Data items:

┏━━

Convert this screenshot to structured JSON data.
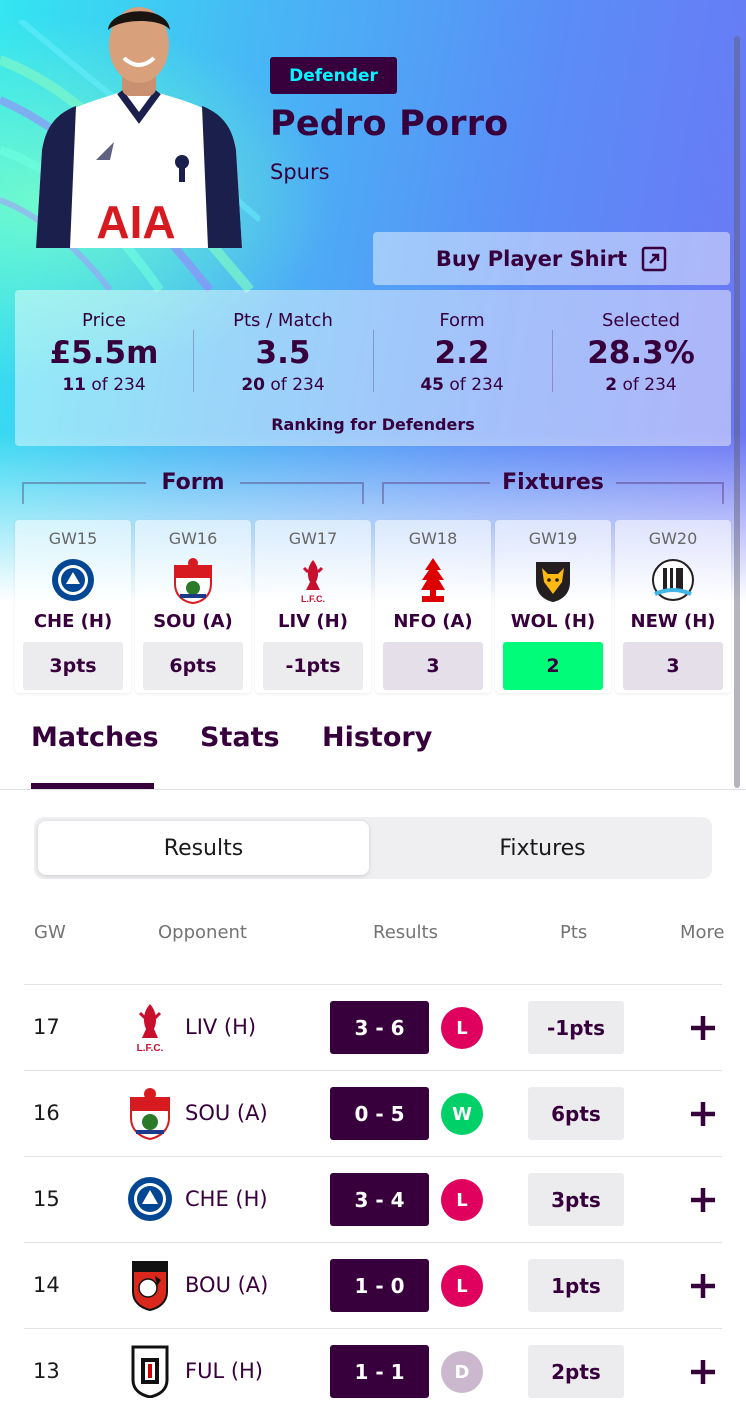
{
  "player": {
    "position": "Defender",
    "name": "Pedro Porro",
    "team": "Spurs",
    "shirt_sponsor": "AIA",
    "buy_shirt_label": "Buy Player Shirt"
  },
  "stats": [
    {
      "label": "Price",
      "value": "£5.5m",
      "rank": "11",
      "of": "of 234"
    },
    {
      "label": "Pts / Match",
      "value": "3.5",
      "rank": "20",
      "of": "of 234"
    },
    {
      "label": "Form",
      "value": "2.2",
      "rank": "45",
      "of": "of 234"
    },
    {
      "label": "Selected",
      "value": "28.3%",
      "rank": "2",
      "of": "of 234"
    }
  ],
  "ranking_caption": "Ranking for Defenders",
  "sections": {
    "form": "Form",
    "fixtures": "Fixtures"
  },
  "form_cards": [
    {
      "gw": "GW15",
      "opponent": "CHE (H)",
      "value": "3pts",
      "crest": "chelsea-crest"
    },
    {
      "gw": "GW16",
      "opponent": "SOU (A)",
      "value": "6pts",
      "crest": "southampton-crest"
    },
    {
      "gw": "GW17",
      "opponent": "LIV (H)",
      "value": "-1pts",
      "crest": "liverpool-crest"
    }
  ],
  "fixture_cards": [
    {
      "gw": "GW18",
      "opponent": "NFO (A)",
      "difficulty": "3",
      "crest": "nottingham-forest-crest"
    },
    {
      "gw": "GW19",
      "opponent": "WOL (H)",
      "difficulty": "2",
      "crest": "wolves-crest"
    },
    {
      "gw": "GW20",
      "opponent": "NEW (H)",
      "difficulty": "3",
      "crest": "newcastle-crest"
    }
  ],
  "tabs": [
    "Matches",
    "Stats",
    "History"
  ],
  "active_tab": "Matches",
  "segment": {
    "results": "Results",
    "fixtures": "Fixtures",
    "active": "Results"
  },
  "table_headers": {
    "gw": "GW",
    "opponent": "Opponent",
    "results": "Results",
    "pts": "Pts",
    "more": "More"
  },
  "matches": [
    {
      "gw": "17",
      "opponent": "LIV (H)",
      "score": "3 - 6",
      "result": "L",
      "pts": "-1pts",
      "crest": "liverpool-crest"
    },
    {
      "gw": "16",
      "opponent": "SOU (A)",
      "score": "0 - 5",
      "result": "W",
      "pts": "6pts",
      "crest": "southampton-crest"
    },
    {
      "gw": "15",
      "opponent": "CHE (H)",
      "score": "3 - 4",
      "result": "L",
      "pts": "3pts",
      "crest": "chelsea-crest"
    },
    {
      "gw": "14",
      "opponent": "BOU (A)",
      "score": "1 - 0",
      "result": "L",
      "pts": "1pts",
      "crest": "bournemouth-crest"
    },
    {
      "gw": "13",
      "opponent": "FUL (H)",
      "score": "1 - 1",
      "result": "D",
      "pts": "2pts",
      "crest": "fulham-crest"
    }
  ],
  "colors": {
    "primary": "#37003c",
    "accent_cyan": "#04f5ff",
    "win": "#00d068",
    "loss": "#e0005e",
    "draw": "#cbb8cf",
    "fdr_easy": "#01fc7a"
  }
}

┗━━

SHORT PROBLEM: Write out the records above exactly as they appear, leaving out any pictures.

EXERCISE OUTPUT:
Convert this screenshot to structured JSON data.
{
  "player": {
    "position": "Defender",
    "name": "Pedro Porro",
    "team": "Spurs",
    "shirt_sponsor": "AIA",
    "buy_shirt_label": "Buy Player Shirt"
  },
  "stats": [
    {
      "label": "Price",
      "value": "£5.5m",
      "rank": "11",
      "of": "of 234"
    },
    {
      "label": "Pts / Match",
      "value": "3.5",
      "rank": "20",
      "of": "of 234"
    },
    {
      "label": "Form",
      "value": "2.2",
      "rank": "45",
      "of": "of 234"
    },
    {
      "label": "Selected",
      "value": "28.3%",
      "rank": "2",
      "of": "of 234"
    }
  ],
  "ranking_caption": "Ranking for Defenders",
  "sections": {
    "form": "Form",
    "fixtures": "Fixtures"
  },
  "form_cards": [
    {
      "gw": "GW15",
      "opponent": "CHE (H)",
      "value": "3pts",
      "crest": "chelsea-crest"
    },
    {
      "gw": "GW16",
      "opponent": "SOU (A)",
      "value": "6pts",
      "crest": "southampton-crest"
    },
    {
      "gw": "GW17",
      "opponent": "LIV (H)",
      "value": "-1pts",
      "crest": "liverpool-crest"
    }
  ],
  "fixture_cards": [
    {
      "gw": "GW18",
      "opponent": "NFO (A)",
      "difficulty": "3",
      "crest": "nottingham-forest-crest"
    },
    {
      "gw": "GW19",
      "opponent": "WOL (H)",
      "difficulty": "2",
      "crest": "wolves-crest"
    },
    {
      "gw": "GW20",
      "opponent": "NEW (H)",
      "difficulty": "3",
      "crest": "newcastle-crest"
    }
  ],
  "tabs": [
    "Matches",
    "Stats",
    "History"
  ],
  "active_tab": "Matches",
  "segment": {
    "results": "Results",
    "fixtures": "Fixtures",
    "active": "Results"
  },
  "table_headers": {
    "gw": "GW",
    "opponent": "Opponent",
    "results": "Results",
    "pts": "Pts",
    "more": "More"
  },
  "matches": [
    {
      "gw": "17",
      "opponent": "LIV (H)",
      "score": "3 - 6",
      "result": "L",
      "pts": "-1pts",
      "crest": "liverpool-crest"
    },
    {
      "gw": "16",
      "opponent": "SOU (A)",
      "score": "0 - 5",
      "result": "W",
      "pts": "6pts",
      "crest": "southampton-crest"
    },
    {
      "gw": "15",
      "opponent": "CHE (H)",
      "score": "3 - 4",
      "result": "L",
      "pts": "3pts",
      "crest": "chelsea-crest"
    },
    {
      "gw": "14",
      "opponent": "BOU (A)",
      "score": "1 - 0",
      "result": "L",
      "pts": "1pts",
      "crest": "bournemouth-crest"
    },
    {
      "gw": "13",
      "opponent": "FUL (H)",
      "score": "1 - 1",
      "result": "D",
      "pts": "2pts",
      "crest": "fulham-crest"
    }
  ],
  "colors": {
    "primary": "#37003c",
    "accent_cyan": "#04f5ff",
    "win": "#00d068",
    "loss": "#e0005e",
    "draw": "#cbb8cf",
    "fdr_easy": "#01fc7a"
  }
}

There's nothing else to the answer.